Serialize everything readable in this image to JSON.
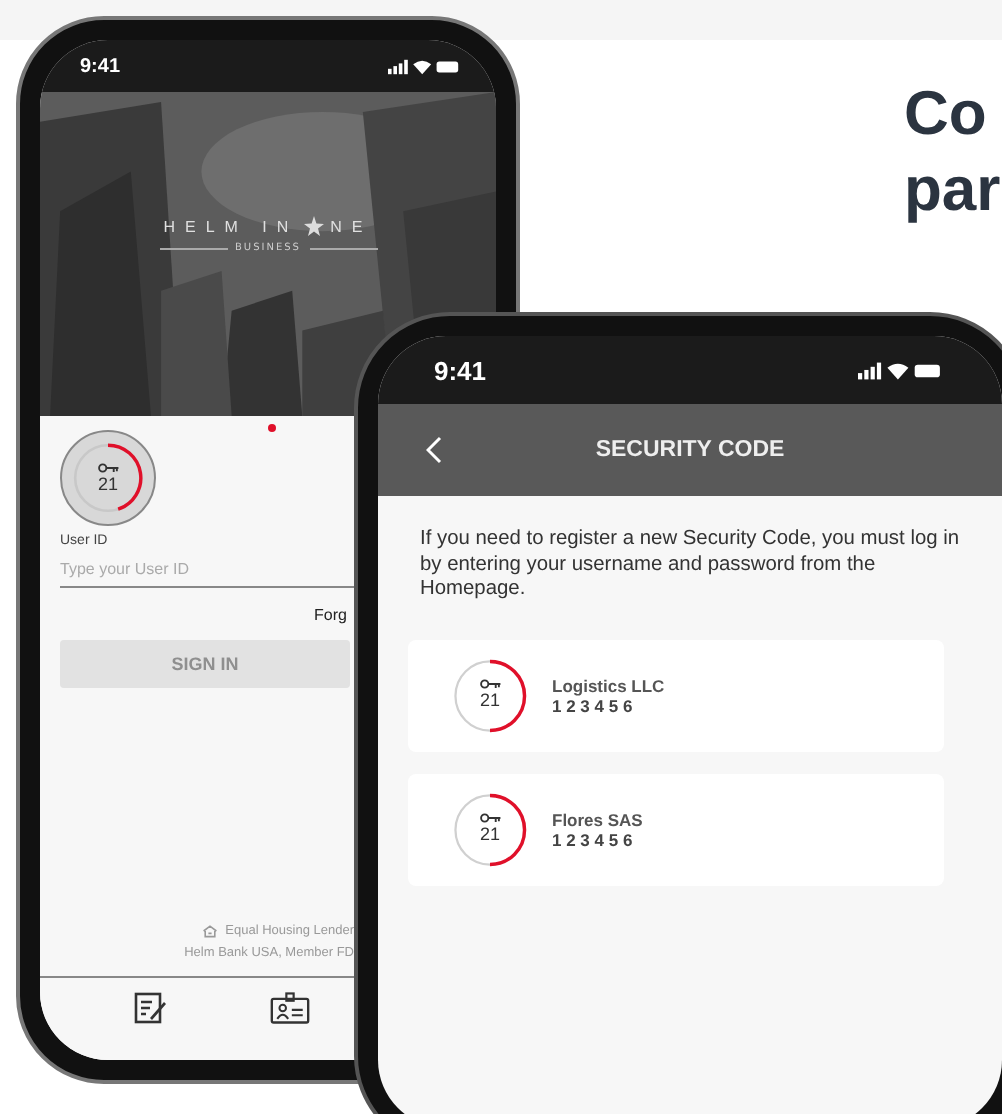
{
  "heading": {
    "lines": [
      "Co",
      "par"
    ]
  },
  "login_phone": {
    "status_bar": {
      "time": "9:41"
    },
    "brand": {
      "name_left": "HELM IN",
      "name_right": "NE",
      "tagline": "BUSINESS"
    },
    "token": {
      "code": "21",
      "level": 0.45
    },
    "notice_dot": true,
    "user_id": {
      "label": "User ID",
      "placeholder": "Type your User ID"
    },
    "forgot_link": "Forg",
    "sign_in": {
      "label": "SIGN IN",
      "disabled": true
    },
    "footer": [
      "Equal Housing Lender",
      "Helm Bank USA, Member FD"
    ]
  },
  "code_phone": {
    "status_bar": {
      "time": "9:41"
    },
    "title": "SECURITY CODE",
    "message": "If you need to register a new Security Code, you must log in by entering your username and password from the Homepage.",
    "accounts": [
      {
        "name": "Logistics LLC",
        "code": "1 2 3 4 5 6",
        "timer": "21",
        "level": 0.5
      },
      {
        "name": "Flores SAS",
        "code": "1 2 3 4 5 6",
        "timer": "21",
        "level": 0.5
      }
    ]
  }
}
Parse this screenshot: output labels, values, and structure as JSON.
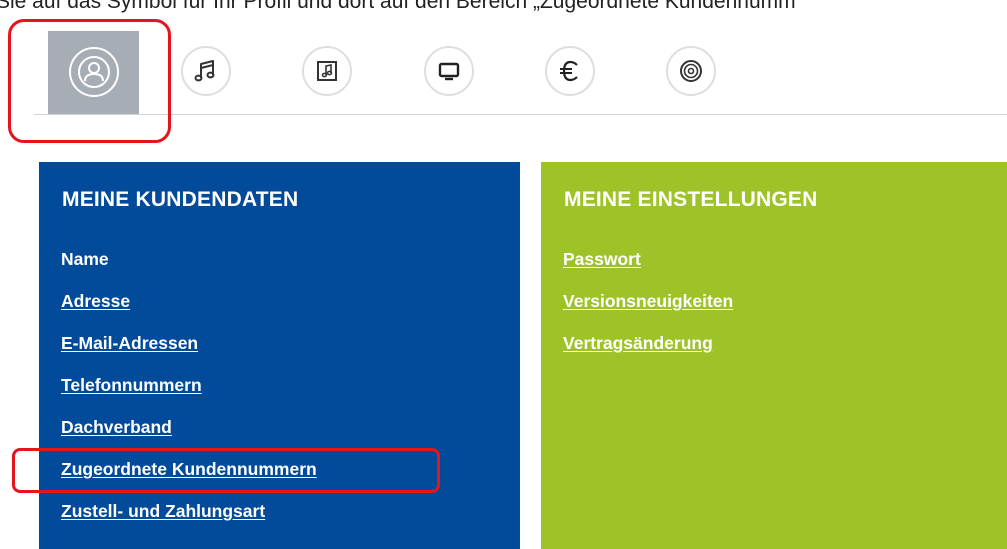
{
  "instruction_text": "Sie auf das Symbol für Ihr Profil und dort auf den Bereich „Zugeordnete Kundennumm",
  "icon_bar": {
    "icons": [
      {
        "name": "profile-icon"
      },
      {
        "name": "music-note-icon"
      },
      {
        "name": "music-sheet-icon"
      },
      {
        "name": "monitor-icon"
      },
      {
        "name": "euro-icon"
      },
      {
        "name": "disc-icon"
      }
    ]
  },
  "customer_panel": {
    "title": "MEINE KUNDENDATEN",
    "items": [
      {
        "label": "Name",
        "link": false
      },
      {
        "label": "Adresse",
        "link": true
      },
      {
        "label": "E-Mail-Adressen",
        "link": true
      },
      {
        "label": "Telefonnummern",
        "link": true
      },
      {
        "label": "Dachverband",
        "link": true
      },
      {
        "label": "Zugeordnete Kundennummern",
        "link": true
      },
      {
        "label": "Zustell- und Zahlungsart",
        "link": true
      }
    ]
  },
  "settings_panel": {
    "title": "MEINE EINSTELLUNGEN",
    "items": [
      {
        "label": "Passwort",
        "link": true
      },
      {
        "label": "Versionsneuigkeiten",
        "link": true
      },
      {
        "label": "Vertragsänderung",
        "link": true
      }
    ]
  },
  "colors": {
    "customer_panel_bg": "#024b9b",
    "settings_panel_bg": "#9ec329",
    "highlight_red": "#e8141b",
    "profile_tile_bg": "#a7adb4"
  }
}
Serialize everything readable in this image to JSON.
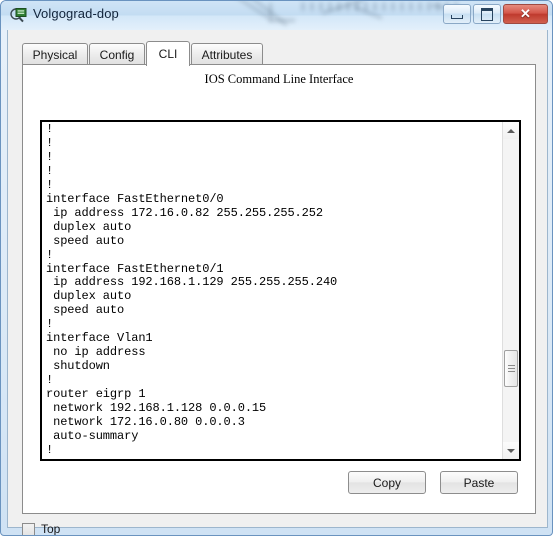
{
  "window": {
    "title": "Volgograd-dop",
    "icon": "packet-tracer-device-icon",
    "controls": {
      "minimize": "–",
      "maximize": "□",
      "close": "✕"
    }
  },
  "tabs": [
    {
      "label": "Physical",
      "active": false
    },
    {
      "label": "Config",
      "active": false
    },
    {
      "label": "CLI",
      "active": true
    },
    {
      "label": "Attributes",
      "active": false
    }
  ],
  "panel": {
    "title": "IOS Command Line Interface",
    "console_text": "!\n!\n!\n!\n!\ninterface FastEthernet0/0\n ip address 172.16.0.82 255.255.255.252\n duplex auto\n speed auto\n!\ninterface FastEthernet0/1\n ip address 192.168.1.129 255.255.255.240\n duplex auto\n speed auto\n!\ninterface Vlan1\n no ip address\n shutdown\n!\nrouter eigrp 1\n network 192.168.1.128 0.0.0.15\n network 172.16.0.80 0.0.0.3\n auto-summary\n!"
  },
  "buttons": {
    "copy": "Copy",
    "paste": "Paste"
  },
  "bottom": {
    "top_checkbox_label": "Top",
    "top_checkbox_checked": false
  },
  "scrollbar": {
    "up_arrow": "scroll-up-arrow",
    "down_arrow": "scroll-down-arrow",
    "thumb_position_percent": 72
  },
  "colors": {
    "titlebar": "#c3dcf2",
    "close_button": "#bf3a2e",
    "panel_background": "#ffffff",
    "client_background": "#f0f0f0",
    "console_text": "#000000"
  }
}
::::
Give the material again exactly as it is, but keep the pictures out.

RESULT OF THE TASK:
Serialize everything readable in this image to JSON.
{
  "heading": {
    "lines": [
      "Co",
      "par"
    ]
  },
  "login_phone": {
    "status_bar": {
      "time": "9:41"
    },
    "brand": {
      "name_left": "HELM IN",
      "name_right": "NE",
      "tagline": "BUSINESS"
    },
    "token": {
      "code": "21",
      "level": 0.45
    },
    "notice_dot": true,
    "user_id": {
      "label": "User ID",
      "placeholder": "Type your User ID"
    },
    "forgot_link": "Forg",
    "sign_in": {
      "label": "SIGN IN",
      "disabled": true
    },
    "footer": [
      "Equal Housing Lender",
      "Helm Bank USA, Member FD"
    ]
  },
  "code_phone": {
    "status_bar": {
      "time": "9:41"
    },
    "title": "SECURITY CODE",
    "message": "If you need to register a new Security Code, you must log in by entering your username and password from the Homepage.",
    "accounts": [
      {
        "name": "Logistics LLC",
        "code": "1 2 3 4 5 6",
        "timer": "21",
        "level": 0.5
      },
      {
        "name": "Flores SAS",
        "code": "1 2 3 4 5 6",
        "timer": "21",
        "level": 0.5
      }
    ]
  }
}
Parse this screenshot: output labels, values, and structure as JSON.
{
  "instruction_text": "Sie auf das Symbol für Ihr Profil und dort auf den Bereich „Zugeordnete Kundennumm",
  "icon_bar": {
    "icons": [
      {
        "name": "profile-icon"
      },
      {
        "name": "music-note-icon"
      },
      {
        "name": "music-sheet-icon"
      },
      {
        "name": "monitor-icon"
      },
      {
        "name": "euro-icon"
      },
      {
        "name": "disc-icon"
      }
    ]
  },
  "customer_panel": {
    "title": "MEINE KUNDENDATEN",
    "items": [
      {
        "label": "Name",
        "link": false
      },
      {
        "label": "Adresse",
        "link": true
      },
      {
        "label": "E-Mail-Adressen",
        "link": true
      },
      {
        "label": "Telefonnummern",
        "link": true
      },
      {
        "label": "Dachverband",
        "link": true
      },
      {
        "label": "Zugeordnete Kundennummern",
        "link": true
      },
      {
        "label": "Zustell- und Zahlungsart",
        "link": true
      }
    ]
  },
  "settings_panel": {
    "title": "MEINE EINSTELLUNGEN",
    "items": [
      {
        "label": "Passwort",
        "link": true
      },
      {
        "label": "Versionsneuigkeiten",
        "link": true
      },
      {
        "label": "Vertragsänderung",
        "link": true
      }
    ]
  },
  "colors": {
    "customer_panel_bg": "#024b9b",
    "settings_panel_bg": "#9ec329",
    "highlight_red": "#e8141b",
    "profile_tile_bg": "#a7adb4"
  }
}
Serialize everything readable in this image to JSON.
{
  "window": {
    "title": "Volgograd-dop",
    "icon": "packet-tracer-device-icon",
    "controls": {
      "minimize": "–",
      "maximize": "□",
      "close": "✕"
    }
  },
  "tabs": [
    {
      "label": "Physical",
      "active": false
    },
    {
      "label": "Config",
      "active": false
    },
    {
      "label": "CLI",
      "active": true
    },
    {
      "label": "Attributes",
      "active": false
    }
  ],
  "panel": {
    "title": "IOS Command Line Interface",
    "console_text": "!\n!\n!\n!\n!\ninterface FastEthernet0/0\n ip address 172.16.0.82 255.255.255.252\n duplex auto\n speed auto\n!\ninterface FastEthernet0/1\n ip address 192.168.1.129 255.255.255.240\n duplex auto\n speed auto\n!\ninterface Vlan1\n no ip address\n shutdown\n!\nrouter eigrp 1\n network 192.168.1.128 0.0.0.15\n network 172.16.0.80 0.0.0.3\n auto-summary\n!"
  },
  "buttons": {
    "copy": "Copy",
    "paste": "Paste"
  },
  "bottom": {
    "top_checkbox_label": "Top",
    "top_checkbox_checked": false
  },
  "scrollbar": {
    "up_arrow": "scroll-up-arrow",
    "down_arrow": "scroll-down-arrow",
    "thumb_position_percent": 72
  },
  "colors": {
    "titlebar": "#c3dcf2",
    "close_button": "#bf3a2e",
    "panel_background": "#ffffff",
    "client_background": "#f0f0f0",
    "console_text": "#000000"
  }
}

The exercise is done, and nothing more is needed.